### Goal
With the pictures omitted, write out the entries that follow exactly as they stand.

━━━━━ Input records ━━━━━

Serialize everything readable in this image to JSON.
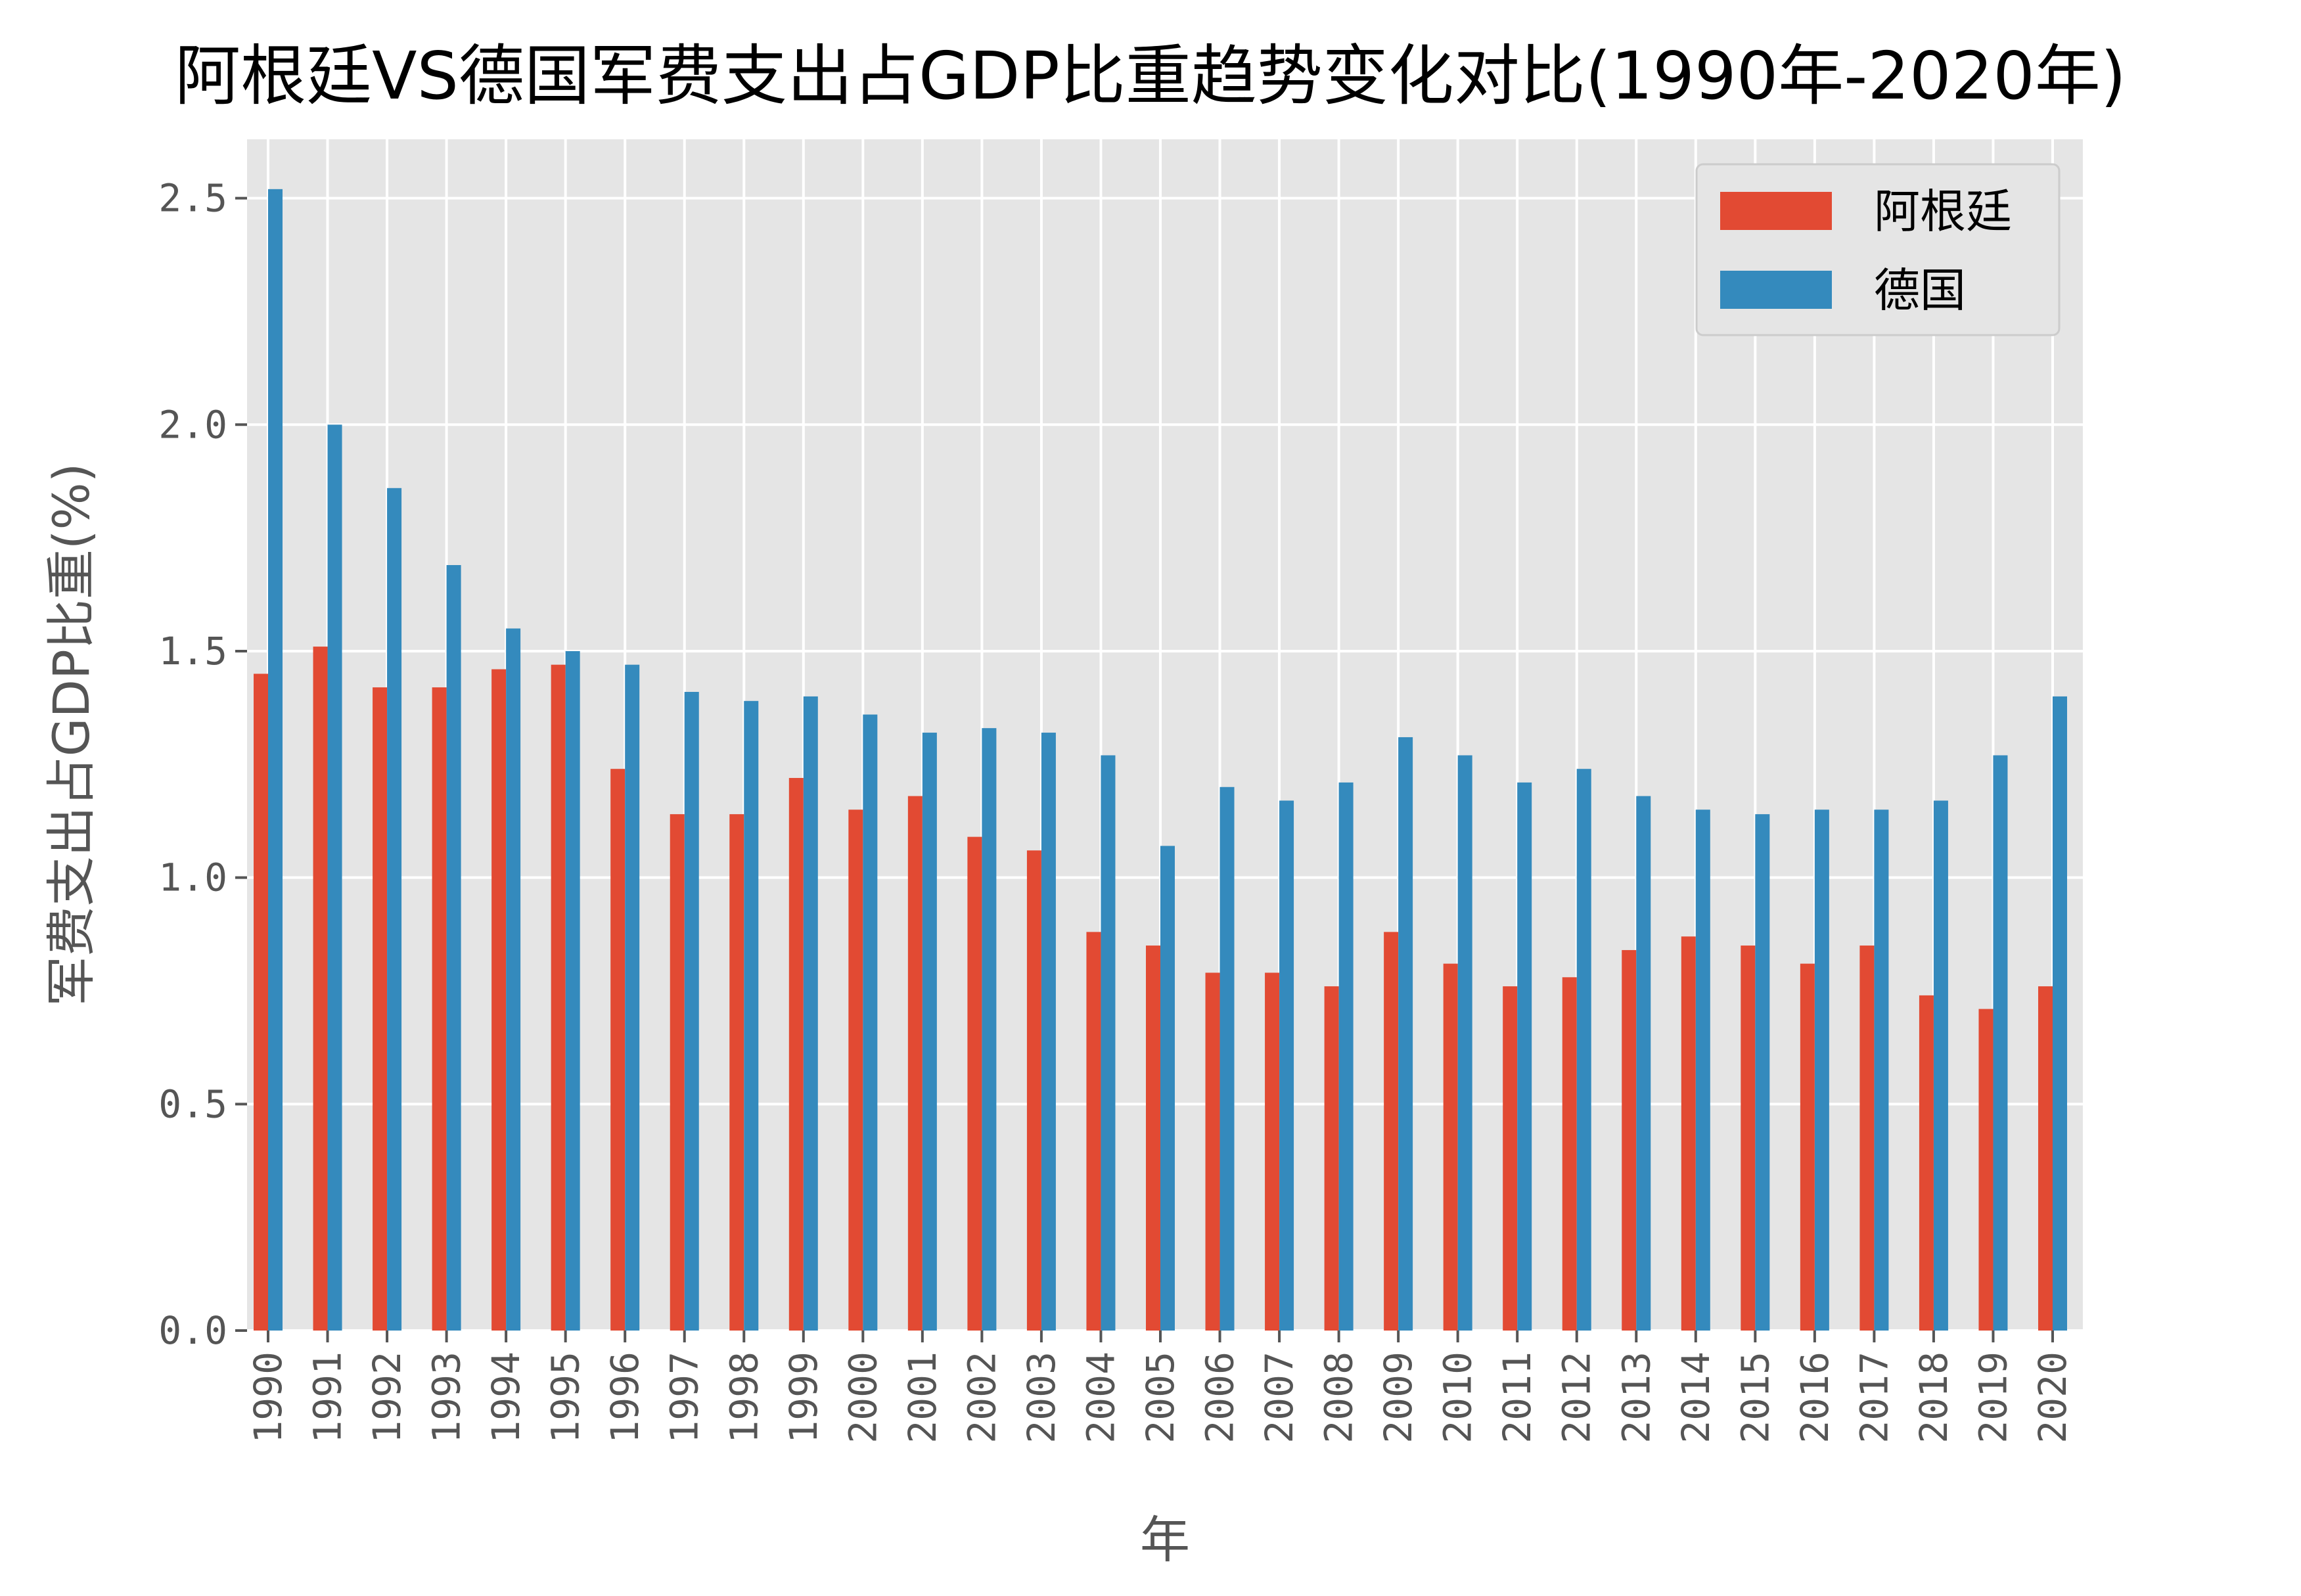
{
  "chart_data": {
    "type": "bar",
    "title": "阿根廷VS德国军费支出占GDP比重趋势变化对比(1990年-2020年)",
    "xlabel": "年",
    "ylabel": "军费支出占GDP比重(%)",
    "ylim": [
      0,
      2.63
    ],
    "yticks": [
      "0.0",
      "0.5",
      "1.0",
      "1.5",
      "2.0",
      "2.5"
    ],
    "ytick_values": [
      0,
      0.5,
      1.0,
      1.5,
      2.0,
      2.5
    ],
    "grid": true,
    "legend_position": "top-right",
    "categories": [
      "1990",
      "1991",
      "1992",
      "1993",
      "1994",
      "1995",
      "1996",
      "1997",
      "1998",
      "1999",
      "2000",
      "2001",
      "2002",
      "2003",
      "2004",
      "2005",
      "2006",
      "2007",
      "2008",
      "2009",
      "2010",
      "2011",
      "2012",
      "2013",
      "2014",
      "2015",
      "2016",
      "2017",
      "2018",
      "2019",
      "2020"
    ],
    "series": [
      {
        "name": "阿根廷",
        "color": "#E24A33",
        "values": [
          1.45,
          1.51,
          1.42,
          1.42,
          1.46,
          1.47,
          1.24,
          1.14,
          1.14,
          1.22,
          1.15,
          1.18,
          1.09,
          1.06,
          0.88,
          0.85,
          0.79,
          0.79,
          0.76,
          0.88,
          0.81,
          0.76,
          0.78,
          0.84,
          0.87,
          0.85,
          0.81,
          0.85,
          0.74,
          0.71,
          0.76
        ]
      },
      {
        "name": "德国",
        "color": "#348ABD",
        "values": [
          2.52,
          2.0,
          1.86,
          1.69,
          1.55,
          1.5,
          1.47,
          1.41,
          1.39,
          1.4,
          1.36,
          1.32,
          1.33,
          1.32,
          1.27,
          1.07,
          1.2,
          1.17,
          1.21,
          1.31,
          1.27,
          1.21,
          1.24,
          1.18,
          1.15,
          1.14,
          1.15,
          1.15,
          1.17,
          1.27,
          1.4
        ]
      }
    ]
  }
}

━━━━━

### Task response
Serialize everything readable in this image to JSON.
{
  "chart_data": {
    "type": "bar",
    "title": "阿根廷VS德国军费支出占GDP比重趋势变化对比(1990年-2020年)",
    "xlabel": "年",
    "ylabel": "军费支出占GDP比重(%)",
    "ylim": [
      0,
      2.63
    ],
    "yticks": [
      "0.0",
      "0.5",
      "1.0",
      "1.5",
      "2.0",
      "2.5"
    ],
    "ytick_values": [
      0,
      0.5,
      1.0,
      1.5,
      2.0,
      2.5
    ],
    "grid": true,
    "legend_position": "top-right",
    "categories": [
      "1990",
      "1991",
      "1992",
      "1993",
      "1994",
      "1995",
      "1996",
      "1997",
      "1998",
      "1999",
      "2000",
      "2001",
      "2002",
      "2003",
      "2004",
      "2005",
      "2006",
      "2007",
      "2008",
      "2009",
      "2010",
      "2011",
      "2012",
      "2013",
      "2014",
      "2015",
      "2016",
      "2017",
      "2018",
      "2019",
      "2020"
    ],
    "series": [
      {
        "name": "阿根廷",
        "color": "#E24A33",
        "values": [
          1.45,
          1.51,
          1.42,
          1.42,
          1.46,
          1.47,
          1.24,
          1.14,
          1.14,
          1.22,
          1.15,
          1.18,
          1.09,
          1.06,
          0.88,
          0.85,
          0.79,
          0.79,
          0.76,
          0.88,
          0.81,
          0.76,
          0.78,
          0.84,
          0.87,
          0.85,
          0.81,
          0.85,
          0.74,
          0.71,
          0.76
        ]
      },
      {
        "name": "德国",
        "color": "#348ABD",
        "values": [
          2.52,
          2.0,
          1.86,
          1.69,
          1.55,
          1.5,
          1.47,
          1.41,
          1.39,
          1.4,
          1.36,
          1.32,
          1.33,
          1.32,
          1.27,
          1.07,
          1.2,
          1.17,
          1.21,
          1.31,
          1.27,
          1.21,
          1.24,
          1.18,
          1.15,
          1.14,
          1.15,
          1.15,
          1.17,
          1.27,
          1.4
        ]
      }
    ]
  }
}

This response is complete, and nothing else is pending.